Your instructions -> Count lines, not occurrences: report how many lines in the records hold the string "function", and nothing else.

Rows from a figure dataset

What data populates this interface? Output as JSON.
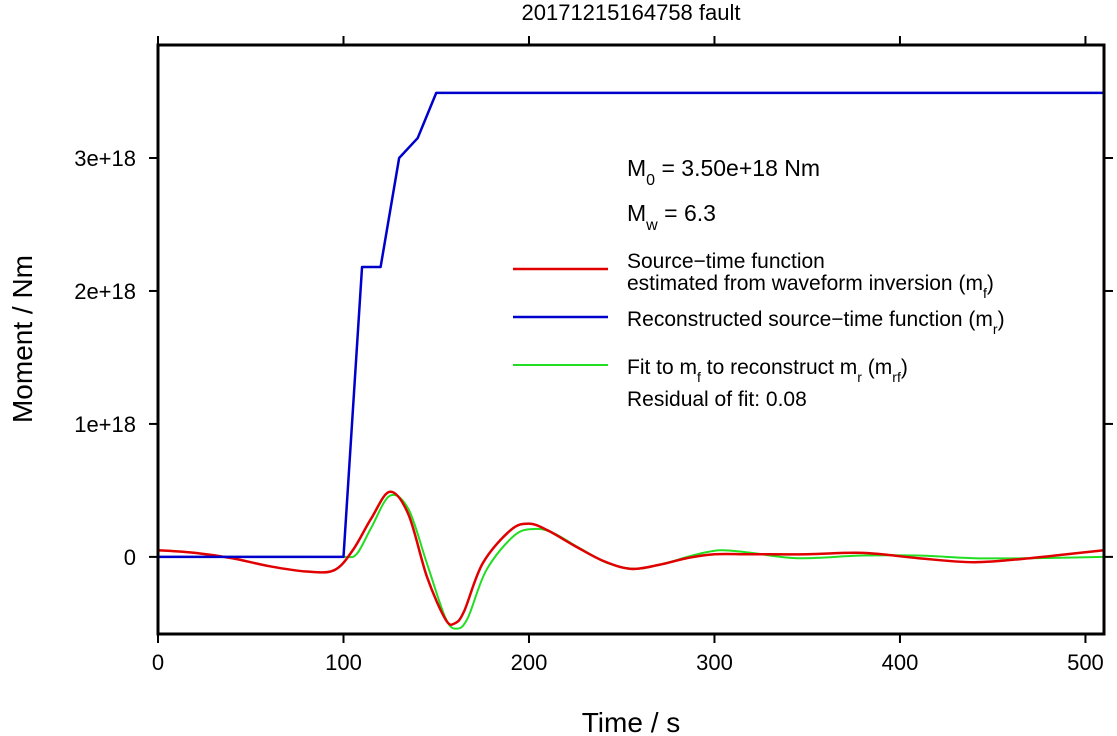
{
  "chart_data": {
    "type": "line",
    "title": "20171215164758 fault",
    "xlabel": "Time / s",
    "ylabel": "Moment / Nm",
    "xlim": [
      0,
      510
    ],
    "ylim": [
      -5.8e+17,
      3.85e+18
    ],
    "xticks": [
      0,
      100,
      200,
      300,
      400,
      500
    ],
    "xtick_labels": [
      "0",
      "100",
      "200",
      "300",
      "400",
      "500"
    ],
    "yticks": [
      0,
      1e+18,
      2e+18,
      3e+18
    ],
    "ytick_labels": [
      "0",
      "1e+18",
      "2e+18",
      "3e+18"
    ],
    "grid": false,
    "legend_position": "center-right",
    "annotations": {
      "m0": {
        "base": "M",
        "sub": "0",
        "text": " = 3.50e+18 Nm"
      },
      "mw": {
        "base": "M",
        "sub": "w",
        "text": " = 6.3"
      },
      "residual": "Residual of fit: 0.08"
    },
    "series": [
      {
        "key": "stf",
        "color": "#e00000",
        "legend_lines": [
          "Source−time function",
          "estimated from waveform inversion (m",
          "f",
          ")"
        ],
        "x": [
          0,
          20,
          40,
          60,
          80,
          95,
          105,
          115,
          125,
          135,
          145,
          155,
          160,
          165,
          175,
          190,
          200,
          210,
          225,
          240,
          255,
          270,
          285,
          300,
          320,
          350,
          380,
          410,
          440,
          470,
          490,
          510
        ],
        "y": [
          5e+16,
          3e+16,
          -1e+16,
          -7e+16,
          -1.1e+17,
          -1e+17,
          5e+16,
          2.9e+17,
          4.9e+17,
          3.2e+17,
          -1.5e+17,
          -4.7e+17,
          -5e+17,
          -4.1e+17,
          -5e+16,
          2e+17,
          2.5e+17,
          2e+17,
          8e+16,
          -3e+16,
          -9e+16,
          -6e+16,
          -1e+16,
          2e+16,
          2e+16,
          2e+16,
          3e+16,
          -1e+16,
          -4e+16,
          -1e+16,
          2e+16,
          5e+16
        ]
      },
      {
        "key": "rec",
        "color": "#0000cc",
        "legend_lines": [
          "Reconstructed source−time function (m",
          "r",
          ")"
        ],
        "x": [
          0,
          100,
          110,
          120,
          130,
          140,
          150,
          510
        ],
        "y": [
          0,
          0,
          2.18e+18,
          2.18e+18,
          3e+18,
          3.15e+18,
          3.49e+18,
          3.49e+18
        ]
      },
      {
        "key": "fit",
        "color": "#22dd22",
        "legend_lines": [
          "Fit to m",
          "f",
          " to reconstruct m",
          "r",
          " (m",
          "rf",
          ")"
        ],
        "x": [
          0,
          40,
          80,
          100,
          107,
          115,
          125,
          135,
          145,
          155,
          161,
          167,
          177,
          192,
          203,
          213,
          228,
          243,
          258,
          273,
          288,
          303,
          320,
          345,
          380,
          410,
          440,
          470,
          510
        ],
        "y": [
          0,
          0,
          0,
          0,
          2e+16,
          2.2e+17,
          4.6e+17,
          3.6e+17,
          -5e+16,
          -4.6e+17,
          -5.4e+17,
          -4.6e+17,
          -1e+17,
          1.6e+17,
          2.1e+17,
          1.8e+17,
          6e+16,
          -5e+16,
          -9e+16,
          -5e+16,
          1e+16,
          5e+16,
          3e+16,
          -1e+16,
          1e+16,
          1e+16,
          -1e+16,
          -1e+16,
          0
        ]
      }
    ]
  }
}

Final answer -> 2